• DIRECTIVE
Copy out all lines of the records in which the word "Lapse" appears.

:: DATA EXTRACT

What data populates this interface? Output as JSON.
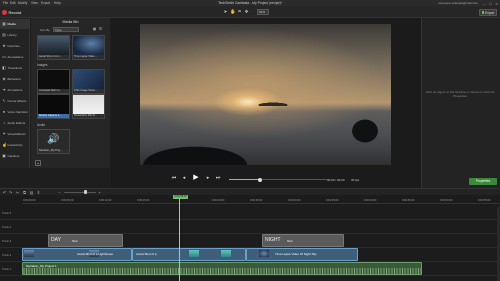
{
  "menubar": {
    "items": [
      "File",
      "Edit",
      "Modify",
      "View",
      "Export",
      "Help"
    ],
    "title": "TechSmith Camtasia - My Project (recipe)*",
    "user": "someone.example@mail.com"
  },
  "toolbar": {
    "record_label": "Record",
    "zoom": "53%",
    "share_label": "Export"
  },
  "sidebar": {
    "items": [
      {
        "label": "Media",
        "icon": "media-icon"
      },
      {
        "label": "Library",
        "icon": "library-icon"
      },
      {
        "label": "Favorites",
        "icon": "star-icon"
      },
      {
        "label": "Annotations",
        "icon": "annotation-icon"
      },
      {
        "label": "Transitions",
        "icon": "transition-icon"
      },
      {
        "label": "Behaviors",
        "icon": "behavior-icon"
      },
      {
        "label": "Animations",
        "icon": "animation-icon"
      },
      {
        "label": "Cursor Effects",
        "icon": "cursor-icon"
      },
      {
        "label": "Voice Narration",
        "icon": "microphone-icon"
      },
      {
        "label": "Audio Effects",
        "icon": "audio-icon"
      },
      {
        "label": "Visual Effects",
        "icon": "effects-icon"
      },
      {
        "label": "Interactivity",
        "icon": "interactivity-icon"
      },
      {
        "label": "Captions",
        "icon": "captions-icon"
      }
    ]
  },
  "mediabin": {
    "title": "Media Bin",
    "sort_label": "Sort By",
    "sort_value": "Type",
    "sections": {
      "images": "Images",
      "audio": "Audio"
    },
    "thumbs": [
      {
        "caption": "Aerial Shot of a Li..."
      },
      {
        "caption": "Time Lapse Video ..."
      },
      {
        "caption": "Camtasia Web Im..."
      },
      {
        "caption": "PNG Image Scree..."
      },
      {
        "caption": "Screen Capture 2..."
      },
      {
        "caption": "Screenshot File.Fi..."
      },
      {
        "caption": "Narration_My Proj..."
      }
    ]
  },
  "canvas": {
    "properties_hint": "Click an object on the timeline or canvas to show its Properties",
    "properties_button": "Properties"
  },
  "playback": {
    "time": "00:00 / 00:20",
    "fps": "30 fps",
    "progress": 0.32
  },
  "timeline": {
    "playhead_time": "0:00:08;02",
    "ticks": [
      "0:00:00;00",
      "0:00:05;00",
      "0:00:10;00",
      "0:00:15;00",
      "0:00:20;00",
      "0:00:25;00",
      "0:00:30;00",
      "0:00:35;00",
      "0:00:40;00",
      "0:00:45;00",
      "0:00:50;00",
      "0:00:55;00"
    ],
    "tracks": [
      "Track 5",
      "Track 4",
      "Track 3",
      "Track 2",
      "Track 1"
    ],
    "clips": {
      "text1": "Text",
      "text1_title": "DAY",
      "text2": "Text",
      "text2_title": "NIGHT",
      "video1": "Aerial Shot of a Lighthouse",
      "video2": "Aerial Shot of a",
      "video3": "Time Lapse Video Of Night Sky",
      "audio1": "Narration_My Project 1"
    }
  },
  "colors": {
    "record": "#d83b3b",
    "accent_green": "#3a8a3a",
    "selection_blue": "#3b6ea8"
  }
}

::::

• RIGHT ANSWER
        "caption": "Time Lapse Video ..."
      "video3": "Time Lapse Video Of Night Sky",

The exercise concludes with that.